### PROVIDED ENTRIES
----------------
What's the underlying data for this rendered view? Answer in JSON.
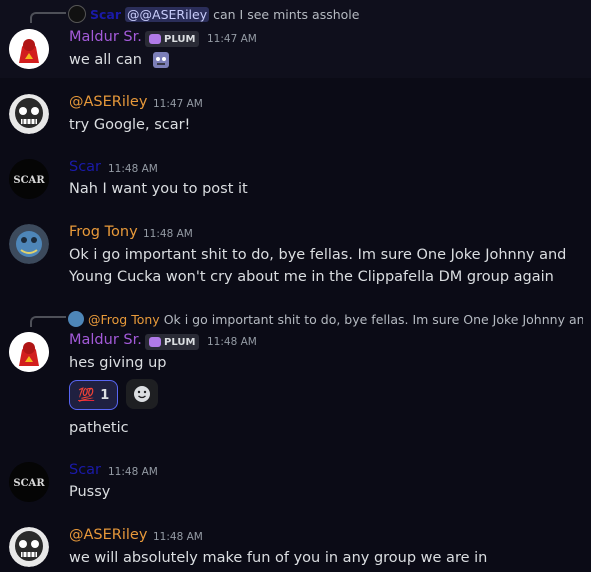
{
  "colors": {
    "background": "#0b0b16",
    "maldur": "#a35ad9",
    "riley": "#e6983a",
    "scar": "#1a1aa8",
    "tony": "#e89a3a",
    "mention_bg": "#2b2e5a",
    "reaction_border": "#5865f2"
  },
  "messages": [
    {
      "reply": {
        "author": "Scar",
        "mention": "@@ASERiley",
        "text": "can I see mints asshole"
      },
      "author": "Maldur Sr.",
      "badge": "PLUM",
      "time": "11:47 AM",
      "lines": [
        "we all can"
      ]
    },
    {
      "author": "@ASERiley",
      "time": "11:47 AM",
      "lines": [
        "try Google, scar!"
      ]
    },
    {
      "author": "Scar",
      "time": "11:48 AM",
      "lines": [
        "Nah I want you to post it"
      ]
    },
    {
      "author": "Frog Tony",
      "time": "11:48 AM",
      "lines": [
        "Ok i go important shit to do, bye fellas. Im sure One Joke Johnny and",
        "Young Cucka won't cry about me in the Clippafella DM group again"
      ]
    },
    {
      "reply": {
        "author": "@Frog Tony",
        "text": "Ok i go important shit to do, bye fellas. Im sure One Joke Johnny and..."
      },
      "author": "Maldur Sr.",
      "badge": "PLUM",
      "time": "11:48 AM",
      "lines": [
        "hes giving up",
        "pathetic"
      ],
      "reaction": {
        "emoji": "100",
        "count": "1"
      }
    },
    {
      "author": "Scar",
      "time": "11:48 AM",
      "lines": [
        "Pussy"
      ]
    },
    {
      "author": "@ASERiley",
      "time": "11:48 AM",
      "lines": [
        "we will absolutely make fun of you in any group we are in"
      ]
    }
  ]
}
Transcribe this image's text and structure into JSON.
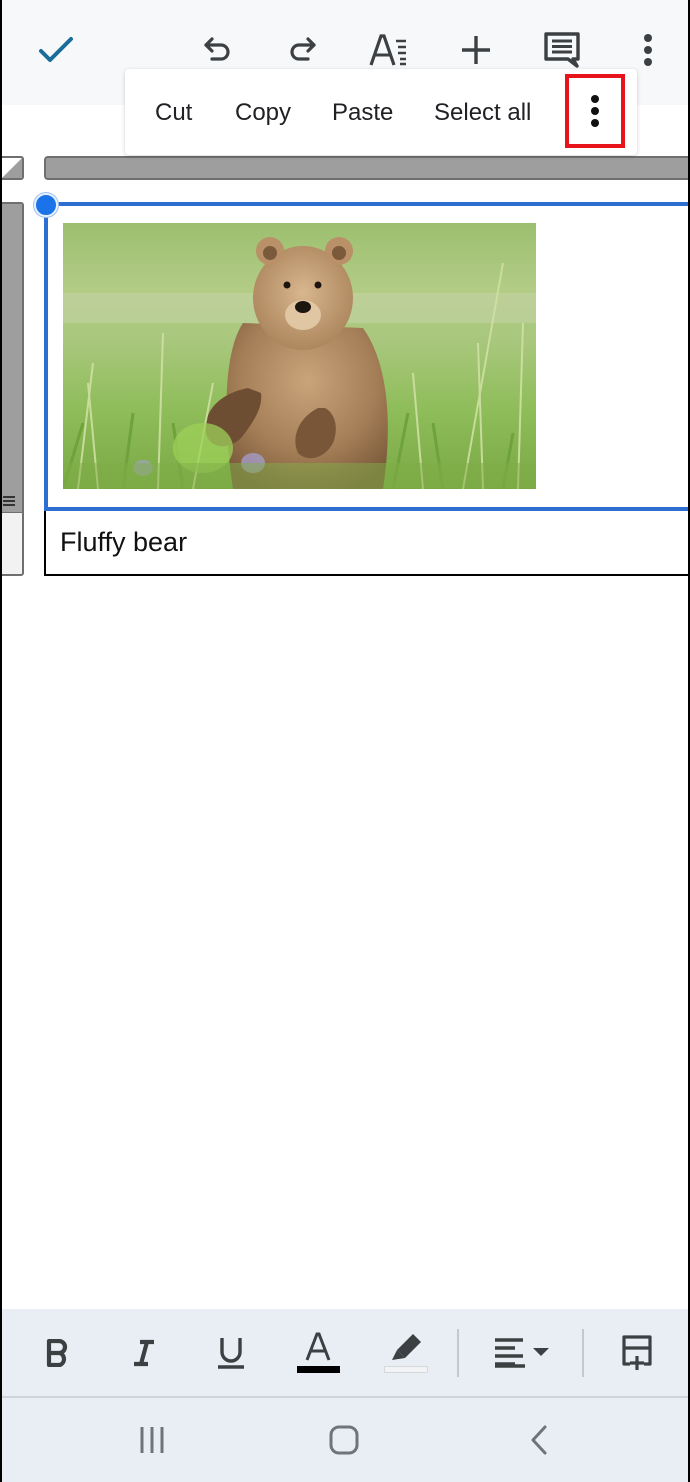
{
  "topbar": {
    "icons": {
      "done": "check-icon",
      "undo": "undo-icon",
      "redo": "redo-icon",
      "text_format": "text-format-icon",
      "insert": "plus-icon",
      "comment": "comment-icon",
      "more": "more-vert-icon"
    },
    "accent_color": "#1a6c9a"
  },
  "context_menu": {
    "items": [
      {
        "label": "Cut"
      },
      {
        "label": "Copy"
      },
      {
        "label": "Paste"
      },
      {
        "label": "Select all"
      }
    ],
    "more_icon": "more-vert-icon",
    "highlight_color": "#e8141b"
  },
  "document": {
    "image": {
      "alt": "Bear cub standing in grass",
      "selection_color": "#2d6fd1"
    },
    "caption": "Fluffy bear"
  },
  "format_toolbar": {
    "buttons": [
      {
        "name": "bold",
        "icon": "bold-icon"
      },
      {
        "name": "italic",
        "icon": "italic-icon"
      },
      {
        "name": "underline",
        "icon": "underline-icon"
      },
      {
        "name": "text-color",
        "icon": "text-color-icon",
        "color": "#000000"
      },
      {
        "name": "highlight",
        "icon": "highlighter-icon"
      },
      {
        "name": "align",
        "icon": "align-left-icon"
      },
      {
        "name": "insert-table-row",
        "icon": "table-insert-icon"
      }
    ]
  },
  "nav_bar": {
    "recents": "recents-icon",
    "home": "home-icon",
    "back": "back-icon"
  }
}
----------------
### WHAT IS NEEDED
Spot every line that holds "underline" and copy it.

### THE OUTPUT
        "name": "underline",
        "icon": "underline-icon"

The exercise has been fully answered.